GIVEN PROBLEM: Check every line for the word "innovation" and state how many lines have it. Reply with the number alone.

☆ ☆ ☆ ☆

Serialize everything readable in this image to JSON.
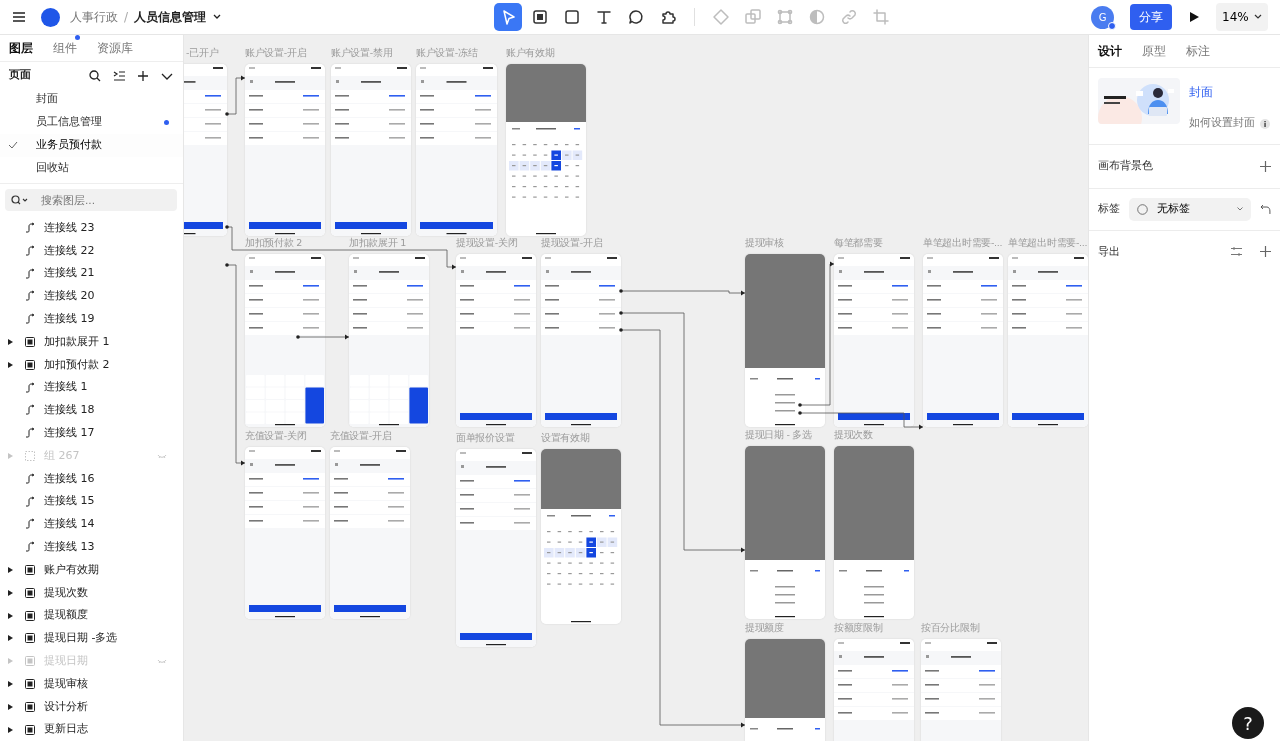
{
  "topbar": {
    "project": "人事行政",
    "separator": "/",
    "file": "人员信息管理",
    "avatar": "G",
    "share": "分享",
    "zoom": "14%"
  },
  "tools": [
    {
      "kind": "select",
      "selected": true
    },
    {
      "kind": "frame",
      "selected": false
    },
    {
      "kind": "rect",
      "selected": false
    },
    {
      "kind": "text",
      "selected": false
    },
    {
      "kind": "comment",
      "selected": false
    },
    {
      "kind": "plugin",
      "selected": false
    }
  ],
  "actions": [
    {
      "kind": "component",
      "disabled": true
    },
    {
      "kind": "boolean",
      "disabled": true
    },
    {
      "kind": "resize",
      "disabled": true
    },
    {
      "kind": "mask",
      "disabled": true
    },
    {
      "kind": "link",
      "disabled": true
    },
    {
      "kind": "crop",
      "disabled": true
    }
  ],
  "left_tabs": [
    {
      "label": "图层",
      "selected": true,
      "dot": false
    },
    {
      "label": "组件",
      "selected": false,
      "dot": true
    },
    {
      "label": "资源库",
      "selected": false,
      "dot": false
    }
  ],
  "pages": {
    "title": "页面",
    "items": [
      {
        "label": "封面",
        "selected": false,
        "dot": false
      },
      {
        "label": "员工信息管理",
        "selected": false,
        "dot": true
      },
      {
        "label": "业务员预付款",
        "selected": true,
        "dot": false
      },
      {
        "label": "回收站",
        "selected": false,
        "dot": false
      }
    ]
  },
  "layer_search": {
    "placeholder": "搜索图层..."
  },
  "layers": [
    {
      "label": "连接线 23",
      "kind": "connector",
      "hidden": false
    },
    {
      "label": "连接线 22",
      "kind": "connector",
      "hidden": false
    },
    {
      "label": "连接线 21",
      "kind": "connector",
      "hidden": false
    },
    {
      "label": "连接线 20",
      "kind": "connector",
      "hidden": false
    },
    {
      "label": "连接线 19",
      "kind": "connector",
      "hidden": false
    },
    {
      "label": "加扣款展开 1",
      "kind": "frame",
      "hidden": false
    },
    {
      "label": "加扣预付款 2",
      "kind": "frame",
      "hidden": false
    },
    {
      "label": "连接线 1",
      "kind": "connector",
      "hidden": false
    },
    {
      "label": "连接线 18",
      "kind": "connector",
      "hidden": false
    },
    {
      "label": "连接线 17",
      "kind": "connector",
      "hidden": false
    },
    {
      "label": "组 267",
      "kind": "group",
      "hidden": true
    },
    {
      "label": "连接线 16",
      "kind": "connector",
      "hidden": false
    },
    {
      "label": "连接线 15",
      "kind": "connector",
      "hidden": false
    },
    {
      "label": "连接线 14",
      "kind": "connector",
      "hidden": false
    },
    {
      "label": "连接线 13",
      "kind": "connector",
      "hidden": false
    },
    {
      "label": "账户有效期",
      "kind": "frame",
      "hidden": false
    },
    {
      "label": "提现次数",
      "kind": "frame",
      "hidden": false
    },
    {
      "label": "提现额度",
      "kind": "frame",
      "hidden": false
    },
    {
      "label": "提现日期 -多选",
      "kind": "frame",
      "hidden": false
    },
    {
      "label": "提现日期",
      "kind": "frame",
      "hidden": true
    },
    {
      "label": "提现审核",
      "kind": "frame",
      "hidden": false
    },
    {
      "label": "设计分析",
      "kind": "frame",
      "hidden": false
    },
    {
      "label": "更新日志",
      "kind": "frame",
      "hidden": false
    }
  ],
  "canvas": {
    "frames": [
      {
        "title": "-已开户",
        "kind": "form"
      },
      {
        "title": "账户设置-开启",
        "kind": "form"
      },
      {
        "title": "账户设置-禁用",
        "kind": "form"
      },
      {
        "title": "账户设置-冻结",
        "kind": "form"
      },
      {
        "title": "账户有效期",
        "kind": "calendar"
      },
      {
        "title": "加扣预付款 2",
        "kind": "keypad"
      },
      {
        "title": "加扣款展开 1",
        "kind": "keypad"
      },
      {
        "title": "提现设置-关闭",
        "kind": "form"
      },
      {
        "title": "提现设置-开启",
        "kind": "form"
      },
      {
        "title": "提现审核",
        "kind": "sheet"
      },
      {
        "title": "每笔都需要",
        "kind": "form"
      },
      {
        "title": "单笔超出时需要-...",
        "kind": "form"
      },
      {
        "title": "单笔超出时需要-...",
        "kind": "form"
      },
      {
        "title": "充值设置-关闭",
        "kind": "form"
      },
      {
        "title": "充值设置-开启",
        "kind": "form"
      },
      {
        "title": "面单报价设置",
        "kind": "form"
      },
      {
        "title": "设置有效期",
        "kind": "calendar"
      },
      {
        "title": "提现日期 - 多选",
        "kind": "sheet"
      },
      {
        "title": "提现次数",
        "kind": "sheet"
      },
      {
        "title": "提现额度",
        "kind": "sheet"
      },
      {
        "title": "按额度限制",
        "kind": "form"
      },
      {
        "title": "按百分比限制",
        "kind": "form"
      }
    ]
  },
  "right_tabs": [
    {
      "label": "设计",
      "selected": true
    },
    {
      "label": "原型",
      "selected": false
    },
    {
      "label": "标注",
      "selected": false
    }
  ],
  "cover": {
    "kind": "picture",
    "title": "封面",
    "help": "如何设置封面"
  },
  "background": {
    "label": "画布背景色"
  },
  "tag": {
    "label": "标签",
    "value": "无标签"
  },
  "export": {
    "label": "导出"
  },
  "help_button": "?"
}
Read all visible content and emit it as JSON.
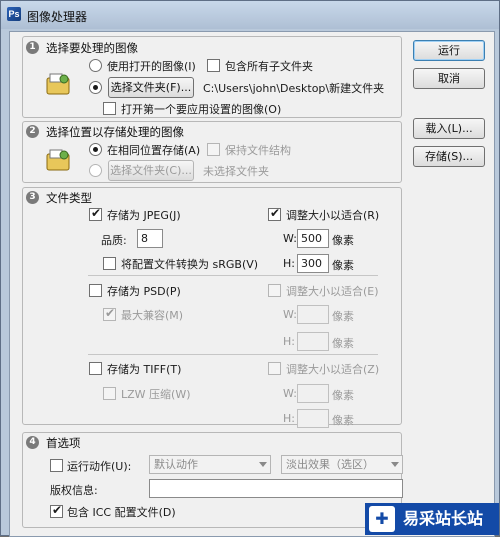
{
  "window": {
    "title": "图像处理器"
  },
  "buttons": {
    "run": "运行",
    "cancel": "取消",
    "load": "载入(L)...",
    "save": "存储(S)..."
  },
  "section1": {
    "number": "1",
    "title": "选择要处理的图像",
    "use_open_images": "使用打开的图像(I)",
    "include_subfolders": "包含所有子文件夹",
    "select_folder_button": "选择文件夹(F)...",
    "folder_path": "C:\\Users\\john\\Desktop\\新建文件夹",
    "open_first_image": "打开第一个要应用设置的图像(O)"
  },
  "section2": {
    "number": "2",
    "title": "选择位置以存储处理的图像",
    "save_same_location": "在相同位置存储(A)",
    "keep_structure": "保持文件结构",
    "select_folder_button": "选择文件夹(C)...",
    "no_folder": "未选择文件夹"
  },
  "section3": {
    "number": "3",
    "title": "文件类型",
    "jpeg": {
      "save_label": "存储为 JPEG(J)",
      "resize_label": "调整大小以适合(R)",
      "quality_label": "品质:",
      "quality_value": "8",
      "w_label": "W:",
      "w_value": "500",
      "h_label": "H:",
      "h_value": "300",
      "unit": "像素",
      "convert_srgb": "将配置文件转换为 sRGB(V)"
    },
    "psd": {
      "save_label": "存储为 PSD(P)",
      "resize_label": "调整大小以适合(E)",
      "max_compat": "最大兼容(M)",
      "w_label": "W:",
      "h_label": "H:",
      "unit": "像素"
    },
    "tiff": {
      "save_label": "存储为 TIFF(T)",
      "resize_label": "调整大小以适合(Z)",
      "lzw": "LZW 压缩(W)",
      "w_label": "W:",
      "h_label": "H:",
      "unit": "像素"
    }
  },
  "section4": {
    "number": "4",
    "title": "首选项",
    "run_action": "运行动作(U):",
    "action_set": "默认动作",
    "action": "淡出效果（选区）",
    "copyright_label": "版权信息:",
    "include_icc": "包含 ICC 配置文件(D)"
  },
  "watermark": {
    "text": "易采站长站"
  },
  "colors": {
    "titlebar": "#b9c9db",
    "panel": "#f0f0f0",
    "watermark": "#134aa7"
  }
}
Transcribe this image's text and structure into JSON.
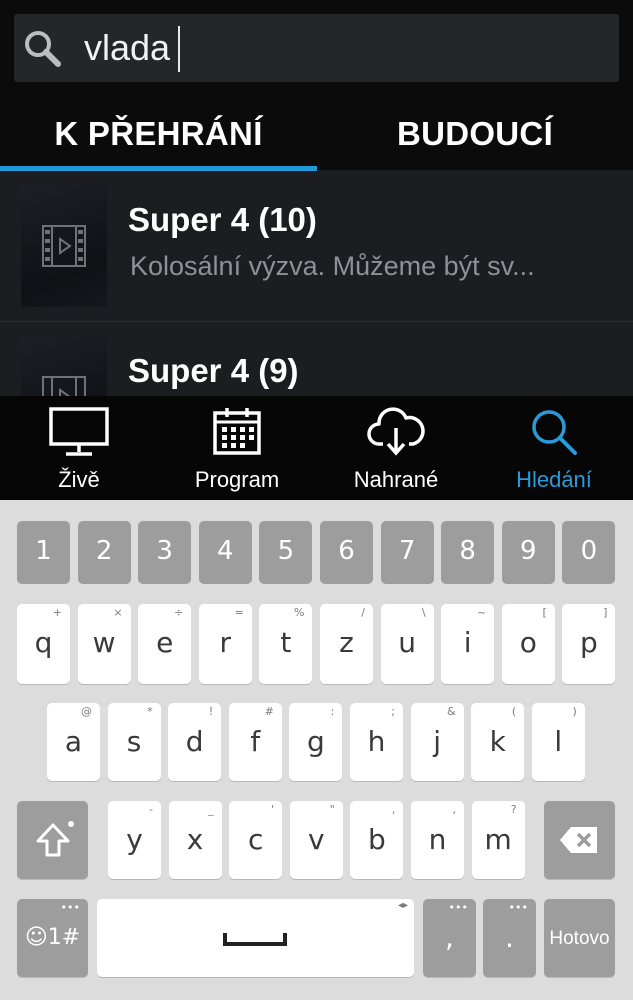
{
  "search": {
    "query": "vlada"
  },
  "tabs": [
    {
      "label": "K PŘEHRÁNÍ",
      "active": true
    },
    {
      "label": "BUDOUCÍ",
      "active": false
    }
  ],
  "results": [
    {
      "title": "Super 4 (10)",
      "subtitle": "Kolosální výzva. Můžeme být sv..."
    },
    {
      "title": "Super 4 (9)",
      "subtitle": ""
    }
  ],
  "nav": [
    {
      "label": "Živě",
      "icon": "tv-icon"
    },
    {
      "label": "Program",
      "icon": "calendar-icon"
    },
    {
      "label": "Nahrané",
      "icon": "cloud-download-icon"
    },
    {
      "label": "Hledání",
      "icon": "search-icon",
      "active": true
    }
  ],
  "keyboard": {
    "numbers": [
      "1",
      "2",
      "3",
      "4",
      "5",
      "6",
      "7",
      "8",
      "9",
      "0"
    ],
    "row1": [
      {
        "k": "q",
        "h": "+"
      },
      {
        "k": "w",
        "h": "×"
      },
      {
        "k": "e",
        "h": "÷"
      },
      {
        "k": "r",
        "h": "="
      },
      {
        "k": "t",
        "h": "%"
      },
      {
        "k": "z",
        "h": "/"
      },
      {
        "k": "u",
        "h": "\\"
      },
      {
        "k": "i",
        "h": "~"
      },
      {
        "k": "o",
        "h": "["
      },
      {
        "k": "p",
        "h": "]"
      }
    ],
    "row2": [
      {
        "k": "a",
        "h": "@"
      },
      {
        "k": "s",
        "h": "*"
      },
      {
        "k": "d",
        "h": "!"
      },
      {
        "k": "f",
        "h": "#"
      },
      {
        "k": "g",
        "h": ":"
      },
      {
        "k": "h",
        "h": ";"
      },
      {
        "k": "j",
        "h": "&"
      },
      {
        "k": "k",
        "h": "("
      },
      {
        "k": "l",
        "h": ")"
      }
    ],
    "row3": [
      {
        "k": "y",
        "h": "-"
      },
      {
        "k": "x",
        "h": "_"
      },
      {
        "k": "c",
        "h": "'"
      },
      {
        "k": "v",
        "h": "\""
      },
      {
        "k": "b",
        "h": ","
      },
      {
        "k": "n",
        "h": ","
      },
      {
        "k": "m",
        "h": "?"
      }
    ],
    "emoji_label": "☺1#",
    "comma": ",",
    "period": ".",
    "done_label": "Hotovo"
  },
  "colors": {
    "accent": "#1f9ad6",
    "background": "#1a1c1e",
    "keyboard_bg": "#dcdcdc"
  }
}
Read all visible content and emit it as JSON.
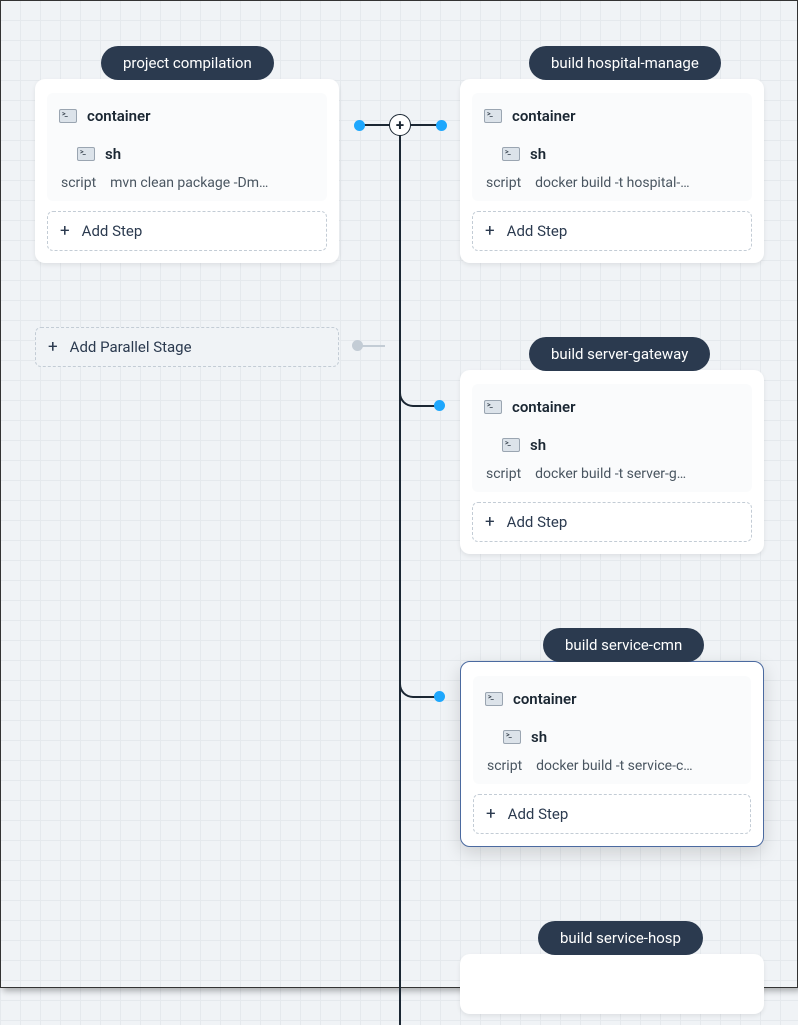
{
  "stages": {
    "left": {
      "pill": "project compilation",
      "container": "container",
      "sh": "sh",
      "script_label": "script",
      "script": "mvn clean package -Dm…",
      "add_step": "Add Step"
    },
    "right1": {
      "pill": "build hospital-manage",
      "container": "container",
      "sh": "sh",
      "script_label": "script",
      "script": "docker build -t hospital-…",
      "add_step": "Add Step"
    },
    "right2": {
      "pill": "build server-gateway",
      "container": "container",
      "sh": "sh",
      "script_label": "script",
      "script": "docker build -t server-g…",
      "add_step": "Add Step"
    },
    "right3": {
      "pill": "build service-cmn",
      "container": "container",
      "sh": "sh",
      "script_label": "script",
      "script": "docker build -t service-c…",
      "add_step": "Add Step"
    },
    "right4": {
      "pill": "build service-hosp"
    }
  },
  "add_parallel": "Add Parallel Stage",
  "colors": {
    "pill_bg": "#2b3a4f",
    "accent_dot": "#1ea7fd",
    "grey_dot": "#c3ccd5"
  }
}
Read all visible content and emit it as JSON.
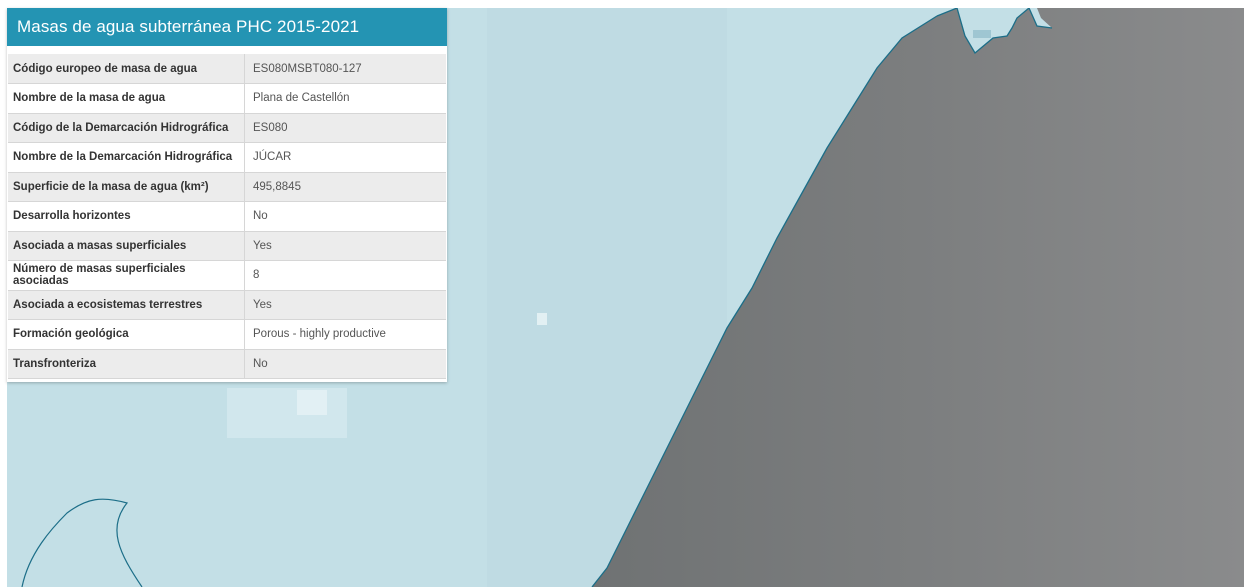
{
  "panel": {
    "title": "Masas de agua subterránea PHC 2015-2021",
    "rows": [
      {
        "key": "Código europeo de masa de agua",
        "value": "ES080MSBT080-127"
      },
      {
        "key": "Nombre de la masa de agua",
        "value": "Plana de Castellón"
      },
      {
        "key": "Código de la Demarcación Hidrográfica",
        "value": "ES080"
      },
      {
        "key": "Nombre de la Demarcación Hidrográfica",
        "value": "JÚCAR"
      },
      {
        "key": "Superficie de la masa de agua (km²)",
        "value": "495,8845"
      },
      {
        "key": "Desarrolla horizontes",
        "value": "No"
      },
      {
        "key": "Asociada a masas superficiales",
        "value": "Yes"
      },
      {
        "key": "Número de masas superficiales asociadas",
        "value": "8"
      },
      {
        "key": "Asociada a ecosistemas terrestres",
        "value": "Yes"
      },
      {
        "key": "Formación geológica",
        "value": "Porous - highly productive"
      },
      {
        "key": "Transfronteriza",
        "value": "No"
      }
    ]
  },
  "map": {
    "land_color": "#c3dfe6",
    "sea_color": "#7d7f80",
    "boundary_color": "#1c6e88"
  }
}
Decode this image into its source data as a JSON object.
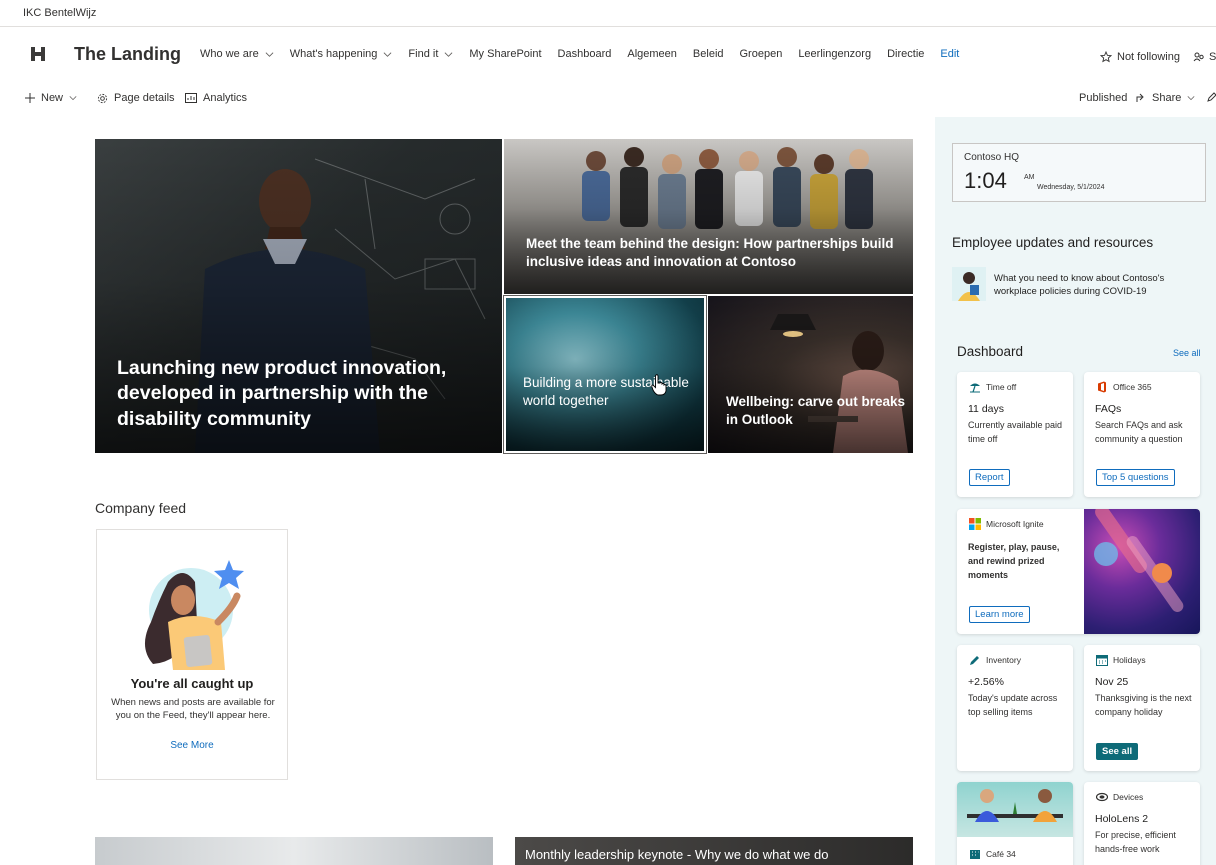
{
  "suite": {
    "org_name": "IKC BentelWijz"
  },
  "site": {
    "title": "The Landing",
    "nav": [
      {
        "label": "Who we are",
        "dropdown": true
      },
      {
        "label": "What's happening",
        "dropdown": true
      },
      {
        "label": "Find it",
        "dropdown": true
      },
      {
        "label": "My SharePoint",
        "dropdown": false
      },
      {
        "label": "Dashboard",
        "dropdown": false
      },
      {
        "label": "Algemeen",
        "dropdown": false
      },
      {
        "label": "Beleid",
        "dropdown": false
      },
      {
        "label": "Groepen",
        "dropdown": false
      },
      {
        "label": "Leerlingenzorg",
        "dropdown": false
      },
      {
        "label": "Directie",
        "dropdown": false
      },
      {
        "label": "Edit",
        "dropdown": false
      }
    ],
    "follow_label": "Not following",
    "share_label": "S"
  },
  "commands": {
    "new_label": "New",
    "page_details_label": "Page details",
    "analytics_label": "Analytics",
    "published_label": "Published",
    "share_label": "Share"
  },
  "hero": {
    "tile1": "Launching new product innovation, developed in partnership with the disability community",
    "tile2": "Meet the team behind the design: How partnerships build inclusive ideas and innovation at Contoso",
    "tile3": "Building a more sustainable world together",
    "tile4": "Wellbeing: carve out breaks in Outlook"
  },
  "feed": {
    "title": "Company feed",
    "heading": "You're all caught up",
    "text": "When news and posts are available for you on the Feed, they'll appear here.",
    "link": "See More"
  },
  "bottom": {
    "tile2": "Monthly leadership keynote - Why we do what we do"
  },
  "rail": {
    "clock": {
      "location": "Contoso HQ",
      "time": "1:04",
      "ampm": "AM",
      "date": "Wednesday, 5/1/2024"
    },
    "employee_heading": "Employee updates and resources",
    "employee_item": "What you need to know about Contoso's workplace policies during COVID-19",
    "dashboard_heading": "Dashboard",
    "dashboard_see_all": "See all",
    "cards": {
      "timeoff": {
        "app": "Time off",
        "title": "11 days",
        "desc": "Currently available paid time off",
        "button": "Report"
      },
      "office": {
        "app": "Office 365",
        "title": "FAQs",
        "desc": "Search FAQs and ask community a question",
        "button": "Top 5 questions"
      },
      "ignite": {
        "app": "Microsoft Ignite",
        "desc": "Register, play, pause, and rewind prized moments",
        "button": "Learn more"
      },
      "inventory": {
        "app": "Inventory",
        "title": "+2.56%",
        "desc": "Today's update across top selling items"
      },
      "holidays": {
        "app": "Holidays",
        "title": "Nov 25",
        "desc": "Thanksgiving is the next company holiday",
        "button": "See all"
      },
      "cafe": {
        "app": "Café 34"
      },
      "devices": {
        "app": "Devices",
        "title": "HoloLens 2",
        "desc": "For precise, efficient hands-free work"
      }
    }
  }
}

☆ ☆ ☆ ☆

FINISHED TASK: 2